## WHAT THE TASK ASKS
Every line containing the word "text" needs to be found and copied.

## ENTRIES SHOWN
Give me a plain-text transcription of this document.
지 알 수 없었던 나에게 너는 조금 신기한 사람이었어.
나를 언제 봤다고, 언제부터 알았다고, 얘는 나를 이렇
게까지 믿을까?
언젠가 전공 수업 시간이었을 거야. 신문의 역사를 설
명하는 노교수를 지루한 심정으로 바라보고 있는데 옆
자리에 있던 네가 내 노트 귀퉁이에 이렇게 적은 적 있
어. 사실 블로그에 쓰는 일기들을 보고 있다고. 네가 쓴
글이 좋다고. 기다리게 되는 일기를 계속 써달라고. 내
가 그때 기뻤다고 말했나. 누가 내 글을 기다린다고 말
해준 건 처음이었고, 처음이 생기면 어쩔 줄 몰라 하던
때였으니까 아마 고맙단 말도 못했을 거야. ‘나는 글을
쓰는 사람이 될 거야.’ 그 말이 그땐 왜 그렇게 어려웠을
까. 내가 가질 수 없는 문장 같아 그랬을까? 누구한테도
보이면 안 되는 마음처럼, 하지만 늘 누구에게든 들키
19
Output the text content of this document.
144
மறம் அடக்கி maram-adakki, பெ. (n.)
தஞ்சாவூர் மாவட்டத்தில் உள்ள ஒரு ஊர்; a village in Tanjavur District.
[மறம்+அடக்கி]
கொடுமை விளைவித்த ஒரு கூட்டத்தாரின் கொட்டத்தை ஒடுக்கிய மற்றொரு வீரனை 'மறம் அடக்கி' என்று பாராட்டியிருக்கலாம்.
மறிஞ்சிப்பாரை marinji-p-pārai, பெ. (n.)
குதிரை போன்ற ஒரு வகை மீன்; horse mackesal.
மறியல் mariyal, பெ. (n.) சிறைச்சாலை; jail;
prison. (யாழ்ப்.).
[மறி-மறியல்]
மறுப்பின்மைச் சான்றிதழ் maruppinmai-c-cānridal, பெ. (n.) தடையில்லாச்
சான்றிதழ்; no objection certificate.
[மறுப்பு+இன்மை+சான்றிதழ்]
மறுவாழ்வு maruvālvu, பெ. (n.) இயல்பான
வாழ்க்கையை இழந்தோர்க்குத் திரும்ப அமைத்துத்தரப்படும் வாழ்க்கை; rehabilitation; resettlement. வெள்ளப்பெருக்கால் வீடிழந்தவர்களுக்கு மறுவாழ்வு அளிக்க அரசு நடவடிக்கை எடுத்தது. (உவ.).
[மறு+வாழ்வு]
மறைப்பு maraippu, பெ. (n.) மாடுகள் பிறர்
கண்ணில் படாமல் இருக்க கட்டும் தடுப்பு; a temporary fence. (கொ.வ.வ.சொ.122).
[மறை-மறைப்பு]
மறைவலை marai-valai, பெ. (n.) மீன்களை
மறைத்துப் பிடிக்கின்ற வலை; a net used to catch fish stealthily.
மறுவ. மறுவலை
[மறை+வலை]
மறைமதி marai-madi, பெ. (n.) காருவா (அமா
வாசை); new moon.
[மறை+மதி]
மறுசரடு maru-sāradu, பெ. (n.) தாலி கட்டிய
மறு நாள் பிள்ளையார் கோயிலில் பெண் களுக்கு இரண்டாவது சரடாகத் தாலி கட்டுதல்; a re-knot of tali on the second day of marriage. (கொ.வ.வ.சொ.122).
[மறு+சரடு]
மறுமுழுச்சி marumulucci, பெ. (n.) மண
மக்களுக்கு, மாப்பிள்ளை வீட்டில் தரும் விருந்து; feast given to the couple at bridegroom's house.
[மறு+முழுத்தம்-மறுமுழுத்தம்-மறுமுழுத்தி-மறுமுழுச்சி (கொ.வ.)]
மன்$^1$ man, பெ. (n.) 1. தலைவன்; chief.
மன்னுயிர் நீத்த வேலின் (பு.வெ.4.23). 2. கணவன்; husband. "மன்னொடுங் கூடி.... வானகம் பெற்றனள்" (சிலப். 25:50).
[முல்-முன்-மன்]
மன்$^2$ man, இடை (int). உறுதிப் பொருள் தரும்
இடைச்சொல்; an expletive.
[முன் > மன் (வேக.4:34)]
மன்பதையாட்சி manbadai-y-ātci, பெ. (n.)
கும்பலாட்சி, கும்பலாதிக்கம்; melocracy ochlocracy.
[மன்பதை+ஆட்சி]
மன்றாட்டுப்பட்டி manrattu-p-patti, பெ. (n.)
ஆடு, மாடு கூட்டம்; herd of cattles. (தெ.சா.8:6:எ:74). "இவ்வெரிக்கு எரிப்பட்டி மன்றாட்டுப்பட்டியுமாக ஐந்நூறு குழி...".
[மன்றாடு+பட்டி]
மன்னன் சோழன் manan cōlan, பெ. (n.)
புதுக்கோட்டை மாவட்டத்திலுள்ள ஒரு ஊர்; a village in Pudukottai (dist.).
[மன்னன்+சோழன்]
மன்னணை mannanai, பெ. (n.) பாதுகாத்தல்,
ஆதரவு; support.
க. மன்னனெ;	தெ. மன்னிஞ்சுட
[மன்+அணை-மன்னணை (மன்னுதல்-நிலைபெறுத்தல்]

## RESULT BELOW
Give me a plain-text transcription of this document.
Output the text content of this document.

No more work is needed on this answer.